Input material =>
=======
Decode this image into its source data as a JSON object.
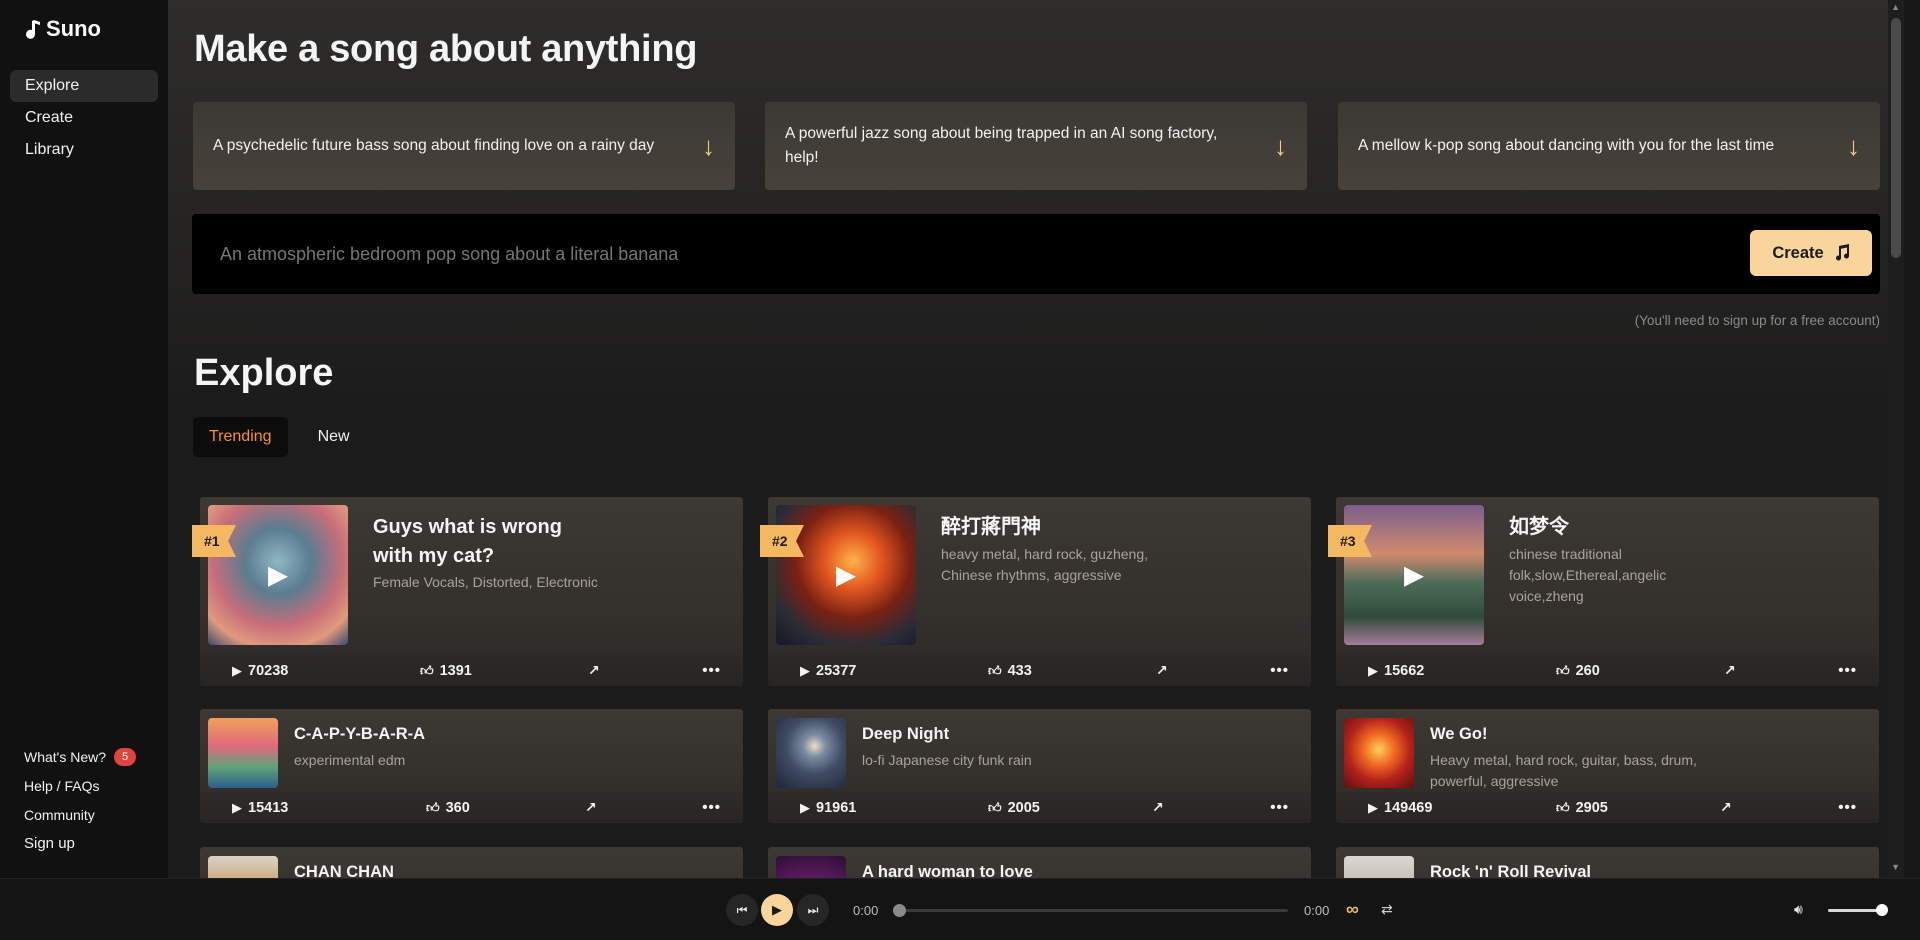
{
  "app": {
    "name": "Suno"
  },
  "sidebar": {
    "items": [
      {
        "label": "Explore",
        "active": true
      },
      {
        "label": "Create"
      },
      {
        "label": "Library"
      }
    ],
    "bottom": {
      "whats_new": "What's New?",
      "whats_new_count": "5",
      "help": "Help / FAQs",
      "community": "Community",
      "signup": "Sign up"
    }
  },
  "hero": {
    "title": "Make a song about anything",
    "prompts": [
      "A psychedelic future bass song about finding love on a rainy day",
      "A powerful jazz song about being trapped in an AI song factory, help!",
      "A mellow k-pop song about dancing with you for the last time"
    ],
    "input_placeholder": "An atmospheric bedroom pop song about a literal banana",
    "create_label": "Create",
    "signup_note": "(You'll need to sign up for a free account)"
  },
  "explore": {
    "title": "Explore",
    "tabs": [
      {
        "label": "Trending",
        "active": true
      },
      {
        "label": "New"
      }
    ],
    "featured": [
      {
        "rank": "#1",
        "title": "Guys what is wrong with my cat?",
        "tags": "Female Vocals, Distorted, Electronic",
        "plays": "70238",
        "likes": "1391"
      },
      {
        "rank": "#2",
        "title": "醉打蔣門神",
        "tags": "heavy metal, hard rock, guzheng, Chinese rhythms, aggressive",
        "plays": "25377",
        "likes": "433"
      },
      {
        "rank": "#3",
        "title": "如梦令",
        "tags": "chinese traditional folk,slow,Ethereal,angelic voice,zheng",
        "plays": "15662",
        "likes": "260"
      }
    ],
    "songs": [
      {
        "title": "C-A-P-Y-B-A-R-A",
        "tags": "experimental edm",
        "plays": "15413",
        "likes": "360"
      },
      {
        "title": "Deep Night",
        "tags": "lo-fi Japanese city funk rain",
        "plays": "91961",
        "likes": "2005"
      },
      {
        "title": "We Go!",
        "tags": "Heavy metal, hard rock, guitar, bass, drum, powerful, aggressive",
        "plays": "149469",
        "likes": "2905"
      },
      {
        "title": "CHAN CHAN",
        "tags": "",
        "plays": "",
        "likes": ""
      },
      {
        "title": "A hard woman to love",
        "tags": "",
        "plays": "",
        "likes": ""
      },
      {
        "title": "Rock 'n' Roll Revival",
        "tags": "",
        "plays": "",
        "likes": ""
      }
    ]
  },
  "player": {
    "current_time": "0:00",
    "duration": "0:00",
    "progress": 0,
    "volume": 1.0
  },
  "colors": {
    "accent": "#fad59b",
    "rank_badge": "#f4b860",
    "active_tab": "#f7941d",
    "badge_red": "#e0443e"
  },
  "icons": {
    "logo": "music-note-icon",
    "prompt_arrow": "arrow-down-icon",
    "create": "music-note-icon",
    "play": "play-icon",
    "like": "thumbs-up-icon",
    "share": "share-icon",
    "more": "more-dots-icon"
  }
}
=======
Written exercise => Leave the pictures out and reproduce all of the records exactly.

Answer in full =>
Decode this image into its source data as a JSON object.
{
  "app": {
    "name": "Suno"
  },
  "sidebar": {
    "items": [
      {
        "label": "Explore",
        "active": true
      },
      {
        "label": "Create"
      },
      {
        "label": "Library"
      }
    ],
    "bottom": {
      "whats_new": "What's New?",
      "whats_new_count": "5",
      "help": "Help / FAQs",
      "community": "Community",
      "signup": "Sign up"
    }
  },
  "hero": {
    "title": "Make a song about anything",
    "prompts": [
      "A psychedelic future bass song about finding love on a rainy day",
      "A powerful jazz song about being trapped in an AI song factory, help!",
      "A mellow k-pop song about dancing with you for the last time"
    ],
    "input_placeholder": "An atmospheric bedroom pop song about a literal banana",
    "create_label": "Create",
    "signup_note": "(You'll need to sign up for a free account)"
  },
  "explore": {
    "title": "Explore",
    "tabs": [
      {
        "label": "Trending",
        "active": true
      },
      {
        "label": "New"
      }
    ],
    "featured": [
      {
        "rank": "#1",
        "title": "Guys what is wrong with my cat?",
        "tags": "Female Vocals, Distorted, Electronic",
        "plays": "70238",
        "likes": "1391"
      },
      {
        "rank": "#2",
        "title": "醉打蔣門神",
        "tags": "heavy metal, hard rock, guzheng, Chinese rhythms, aggressive",
        "plays": "25377",
        "likes": "433"
      },
      {
        "rank": "#3",
        "title": "如梦令",
        "tags": "chinese traditional folk,slow,Ethereal,angelic voice,zheng",
        "plays": "15662",
        "likes": "260"
      }
    ],
    "songs": [
      {
        "title": "C-A-P-Y-B-A-R-A",
        "tags": "experimental edm",
        "plays": "15413",
        "likes": "360"
      },
      {
        "title": "Deep Night",
        "tags": "lo-fi Japanese city funk rain",
        "plays": "91961",
        "likes": "2005"
      },
      {
        "title": "We Go!",
        "tags": "Heavy metal, hard rock, guitar, bass, drum, powerful, aggressive",
        "plays": "149469",
        "likes": "2905"
      },
      {
        "title": "CHAN CHAN",
        "tags": "",
        "plays": "",
        "likes": ""
      },
      {
        "title": "A hard woman to love",
        "tags": "",
        "plays": "",
        "likes": ""
      },
      {
        "title": "Rock 'n' Roll Revival",
        "tags": "",
        "plays": "",
        "likes": ""
      }
    ]
  },
  "player": {
    "current_time": "0:00",
    "duration": "0:00",
    "progress": 0,
    "volume": 1.0
  },
  "colors": {
    "accent": "#fad59b",
    "rank_badge": "#f4b860",
    "active_tab": "#f7941d",
    "badge_red": "#e0443e"
  },
  "icons": {
    "logo": "music-note-icon",
    "prompt_arrow": "arrow-down-icon",
    "create": "music-note-icon",
    "play": "play-icon",
    "like": "thumbs-up-icon",
    "share": "share-icon",
    "more": "more-dots-icon"
  }
}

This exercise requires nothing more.